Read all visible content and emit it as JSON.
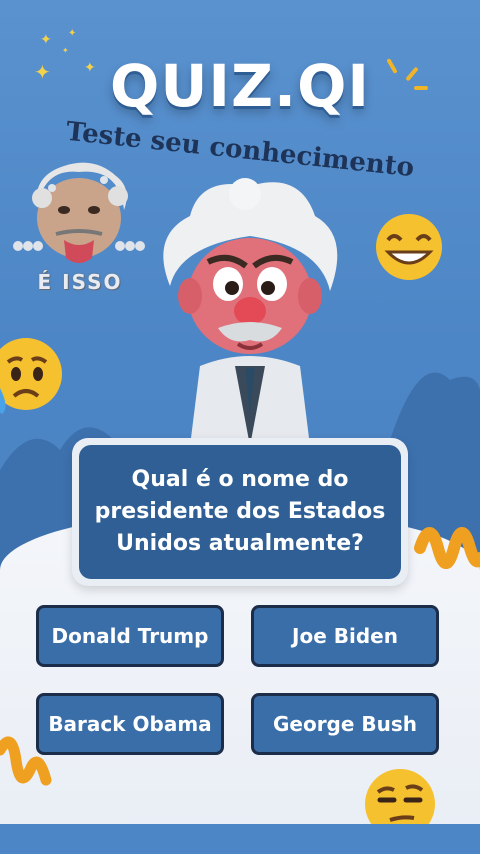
{
  "title": "QUIZ.QI",
  "subtitle": "Teste seu conhecimento",
  "sticker": {
    "label": "É ISSO"
  },
  "question": {
    "text": "Qual é o nome do presidente dos Estados Unidos atualmente?"
  },
  "answers": [
    {
      "label": "Donald Trump"
    },
    {
      "label": "Joe Biden"
    },
    {
      "label": "Barack Obama"
    },
    {
      "label": "George Bush"
    }
  ],
  "colors": {
    "background": "#4d86c6",
    "card": "#2f5f94",
    "button": "#3a6ea8",
    "button_border": "#1c2d49",
    "ground": "#eef2f7"
  },
  "icons": [
    "sparkle-icon",
    "grinning-emoji",
    "sad-emoji",
    "skeptical-emoji",
    "squiggle-decoration"
  ]
}
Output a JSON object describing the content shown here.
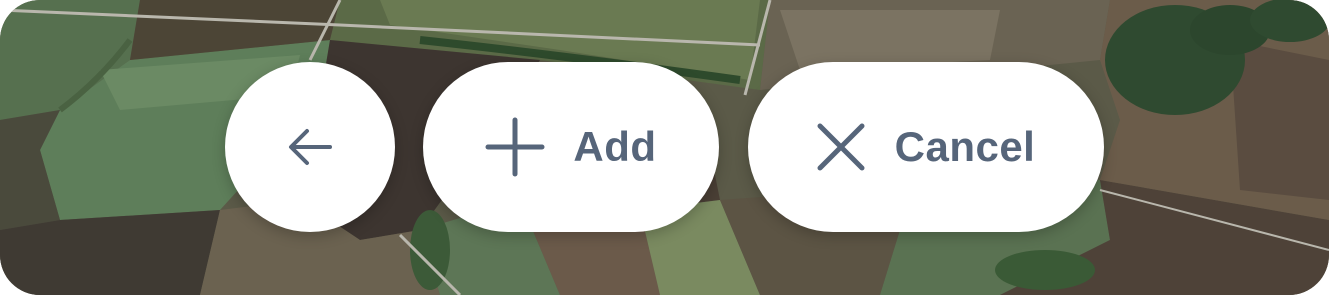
{
  "toolbar": {
    "back": {
      "icon": "arrow-left-icon"
    },
    "add": {
      "icon": "plus-icon",
      "label": "Add"
    },
    "cancel": {
      "icon": "close-icon",
      "label": "Cancel"
    }
  },
  "colors": {
    "button_background": "#ffffff",
    "button_foreground": "#56657a"
  },
  "background": {
    "type": "satellite-map",
    "description_icon": "satellite-farmland-map"
  }
}
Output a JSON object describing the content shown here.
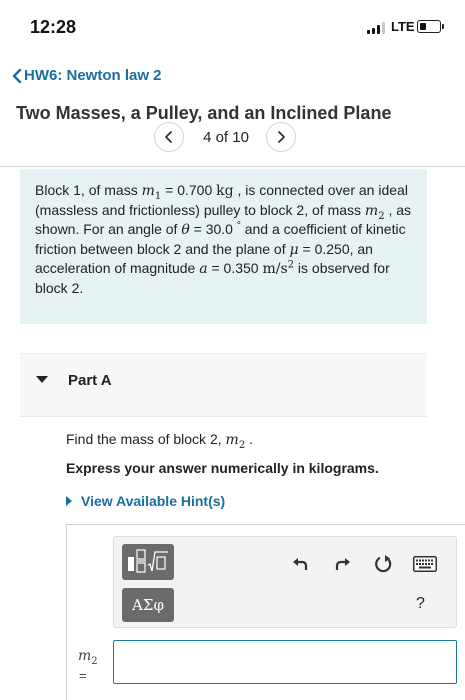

- **EXERCISE DIRECTIONS**
Reproduce every line precisely as given, omitting all pictures.

- **WRITTEN RESPONSE**
Read all visible content and emit it as JSON.
{
  "title": "QUIZ.QI",
  "subtitle": "Teste seu conhecimento",
  "sticker": {
    "label": "É ISSO"
  },
  "question": {
    "text": "Qual é o nome do presidente dos Estados Unidos atualmente?"
  },
  "answers": [
    {
      "label": "Donald Trump"
    },
    {
      "label": "Joe Biden"
    },
    {
      "label": "Barack Obama"
    },
    {
      "label": "George Bush"
    }
  ],
  "colors": {
    "background": "#4d86c6",
    "card": "#2f5f94",
    "button": "#3a6ea8",
    "button_border": "#1c2d49",
    "ground": "#eef2f7"
  },
  "icons": [
    "sparkle-icon",
    "grinning-emoji",
    "sad-emoji",
    "skeptical-emoji",
    "squiggle-decoration"
  ]
}
Output a JSON object describing the content shown here.
{
  "toolbar": {
    "back": {
      "icon": "arrow-left-icon"
    },
    "add": {
      "icon": "plus-icon",
      "label": "Add"
    },
    "cancel": {
      "icon": "close-icon",
      "label": "Cancel"
    }
  },
  "colors": {
    "button_background": "#ffffff",
    "button_foreground": "#56657a"
  },
  "background": {
    "type": "satellite-map",
    "description_icon": "satellite-farmland-map"
  }
}
Output a JSON object describing the content shown here.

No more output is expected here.